- _PROMPT_: Scan the listing below and copy every line holding "Output".

- _WORKING DATA_:
● ● ●

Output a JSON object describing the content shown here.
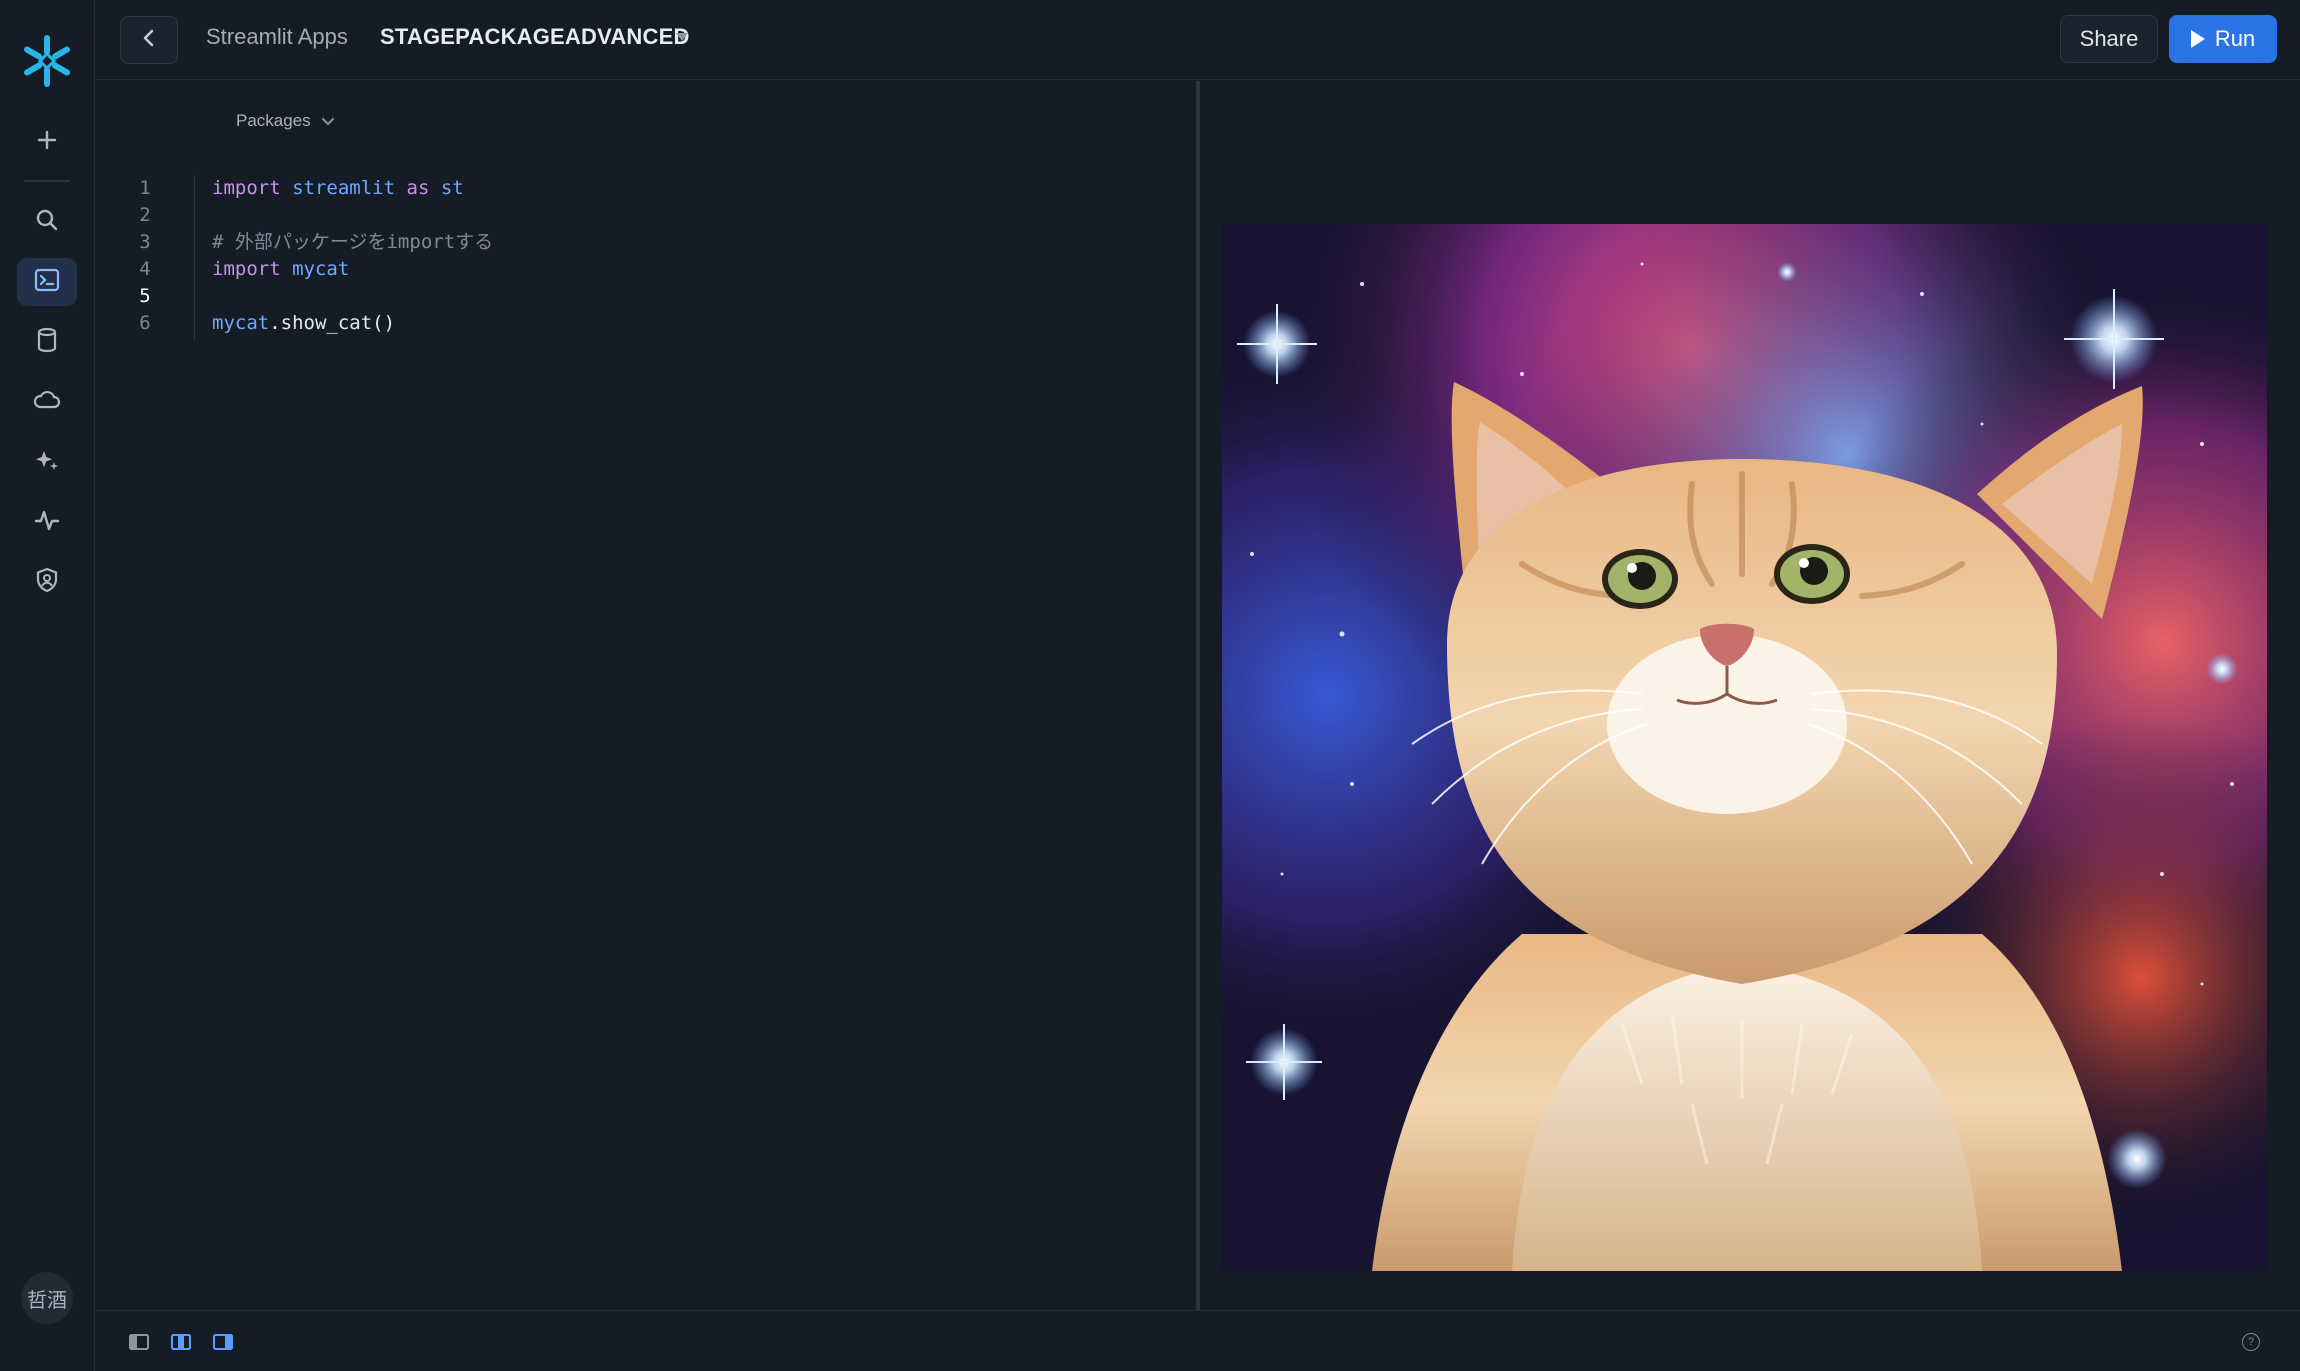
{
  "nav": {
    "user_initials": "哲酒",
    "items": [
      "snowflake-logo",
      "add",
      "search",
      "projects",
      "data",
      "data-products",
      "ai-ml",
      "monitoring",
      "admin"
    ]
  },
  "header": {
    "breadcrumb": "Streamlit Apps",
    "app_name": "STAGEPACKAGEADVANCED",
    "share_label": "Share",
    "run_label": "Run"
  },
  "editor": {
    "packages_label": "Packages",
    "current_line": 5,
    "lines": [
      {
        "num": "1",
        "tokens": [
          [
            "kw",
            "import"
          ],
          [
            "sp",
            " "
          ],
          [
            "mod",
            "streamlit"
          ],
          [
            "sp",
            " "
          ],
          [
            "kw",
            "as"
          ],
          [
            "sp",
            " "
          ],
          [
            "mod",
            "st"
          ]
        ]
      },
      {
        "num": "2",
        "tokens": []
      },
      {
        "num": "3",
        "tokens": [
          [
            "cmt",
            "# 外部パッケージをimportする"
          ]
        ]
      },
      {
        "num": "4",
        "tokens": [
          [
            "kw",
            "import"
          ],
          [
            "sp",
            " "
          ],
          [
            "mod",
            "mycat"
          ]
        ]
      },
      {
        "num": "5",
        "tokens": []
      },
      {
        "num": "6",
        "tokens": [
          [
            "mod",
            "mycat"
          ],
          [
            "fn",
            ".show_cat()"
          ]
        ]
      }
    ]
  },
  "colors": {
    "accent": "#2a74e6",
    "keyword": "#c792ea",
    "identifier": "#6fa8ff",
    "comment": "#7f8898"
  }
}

● ● ●

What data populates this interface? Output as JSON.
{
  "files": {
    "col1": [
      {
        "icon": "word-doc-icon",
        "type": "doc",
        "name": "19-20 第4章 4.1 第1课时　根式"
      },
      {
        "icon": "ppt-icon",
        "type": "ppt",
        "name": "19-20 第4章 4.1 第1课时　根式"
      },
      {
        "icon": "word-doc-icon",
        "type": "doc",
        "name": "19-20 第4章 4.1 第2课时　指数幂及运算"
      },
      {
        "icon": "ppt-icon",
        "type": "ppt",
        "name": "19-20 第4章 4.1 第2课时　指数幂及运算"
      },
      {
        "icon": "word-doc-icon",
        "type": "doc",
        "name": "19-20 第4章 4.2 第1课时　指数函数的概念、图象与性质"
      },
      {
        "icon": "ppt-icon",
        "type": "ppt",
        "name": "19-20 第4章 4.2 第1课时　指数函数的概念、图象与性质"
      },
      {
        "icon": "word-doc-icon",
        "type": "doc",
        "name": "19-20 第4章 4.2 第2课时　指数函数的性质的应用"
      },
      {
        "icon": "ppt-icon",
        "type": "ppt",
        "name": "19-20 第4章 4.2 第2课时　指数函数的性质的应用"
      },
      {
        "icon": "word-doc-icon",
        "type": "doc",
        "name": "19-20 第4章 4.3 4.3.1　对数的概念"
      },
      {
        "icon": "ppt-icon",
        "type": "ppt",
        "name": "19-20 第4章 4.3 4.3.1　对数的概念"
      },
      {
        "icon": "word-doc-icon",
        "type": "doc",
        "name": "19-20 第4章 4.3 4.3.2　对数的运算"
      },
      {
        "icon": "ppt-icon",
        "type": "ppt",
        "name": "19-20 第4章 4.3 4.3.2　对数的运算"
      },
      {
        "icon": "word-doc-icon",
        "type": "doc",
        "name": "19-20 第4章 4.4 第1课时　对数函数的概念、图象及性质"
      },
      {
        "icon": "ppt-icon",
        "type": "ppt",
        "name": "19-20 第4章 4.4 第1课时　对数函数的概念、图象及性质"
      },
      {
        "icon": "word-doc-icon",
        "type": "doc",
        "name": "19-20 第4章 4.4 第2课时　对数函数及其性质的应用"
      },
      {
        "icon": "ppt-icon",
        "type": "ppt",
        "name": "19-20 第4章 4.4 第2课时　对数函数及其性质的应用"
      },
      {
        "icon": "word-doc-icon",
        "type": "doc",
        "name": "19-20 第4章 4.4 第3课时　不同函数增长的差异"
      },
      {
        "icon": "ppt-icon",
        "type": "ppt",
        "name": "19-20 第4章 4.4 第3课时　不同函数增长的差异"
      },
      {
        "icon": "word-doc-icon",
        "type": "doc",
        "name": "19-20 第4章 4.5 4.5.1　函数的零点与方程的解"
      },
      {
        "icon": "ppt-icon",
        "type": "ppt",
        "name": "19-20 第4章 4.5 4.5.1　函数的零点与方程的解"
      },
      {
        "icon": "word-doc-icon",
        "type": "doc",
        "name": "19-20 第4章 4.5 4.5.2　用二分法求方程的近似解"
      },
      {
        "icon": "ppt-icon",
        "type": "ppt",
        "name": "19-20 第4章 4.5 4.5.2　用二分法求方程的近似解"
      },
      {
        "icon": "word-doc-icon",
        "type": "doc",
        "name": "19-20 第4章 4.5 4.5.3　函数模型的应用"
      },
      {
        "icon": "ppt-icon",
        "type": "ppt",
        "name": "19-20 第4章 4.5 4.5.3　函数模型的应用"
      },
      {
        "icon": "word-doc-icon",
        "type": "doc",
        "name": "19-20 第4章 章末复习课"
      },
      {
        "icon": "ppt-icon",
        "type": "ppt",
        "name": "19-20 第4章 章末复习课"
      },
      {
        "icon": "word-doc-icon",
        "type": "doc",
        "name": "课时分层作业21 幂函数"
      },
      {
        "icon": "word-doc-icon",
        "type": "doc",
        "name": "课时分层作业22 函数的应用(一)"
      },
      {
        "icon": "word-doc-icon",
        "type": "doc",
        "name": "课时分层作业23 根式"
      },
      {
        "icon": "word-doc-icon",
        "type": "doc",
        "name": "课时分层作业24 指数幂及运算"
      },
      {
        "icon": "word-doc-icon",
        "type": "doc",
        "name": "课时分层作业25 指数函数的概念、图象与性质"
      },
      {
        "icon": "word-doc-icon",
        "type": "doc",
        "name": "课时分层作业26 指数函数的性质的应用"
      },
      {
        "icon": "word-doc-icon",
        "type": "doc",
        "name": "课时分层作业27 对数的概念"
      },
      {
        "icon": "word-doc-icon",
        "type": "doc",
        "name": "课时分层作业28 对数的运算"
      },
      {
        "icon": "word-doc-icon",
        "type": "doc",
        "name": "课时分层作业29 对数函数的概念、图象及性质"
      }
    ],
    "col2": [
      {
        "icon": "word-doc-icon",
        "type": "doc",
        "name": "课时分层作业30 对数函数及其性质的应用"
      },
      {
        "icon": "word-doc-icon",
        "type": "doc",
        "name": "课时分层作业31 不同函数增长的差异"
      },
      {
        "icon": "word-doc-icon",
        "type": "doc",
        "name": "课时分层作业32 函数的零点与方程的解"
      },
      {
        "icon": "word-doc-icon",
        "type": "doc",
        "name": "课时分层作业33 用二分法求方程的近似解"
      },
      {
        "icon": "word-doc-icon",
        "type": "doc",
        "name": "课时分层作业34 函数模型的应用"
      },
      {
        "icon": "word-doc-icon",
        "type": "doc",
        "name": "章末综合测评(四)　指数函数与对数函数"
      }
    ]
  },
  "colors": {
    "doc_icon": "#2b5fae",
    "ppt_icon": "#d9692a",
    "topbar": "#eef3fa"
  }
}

● ● ●

- _FINAL ANSWER_:
Output a JSON object describing the content shown here.
What data populates this interface? Output as JSON.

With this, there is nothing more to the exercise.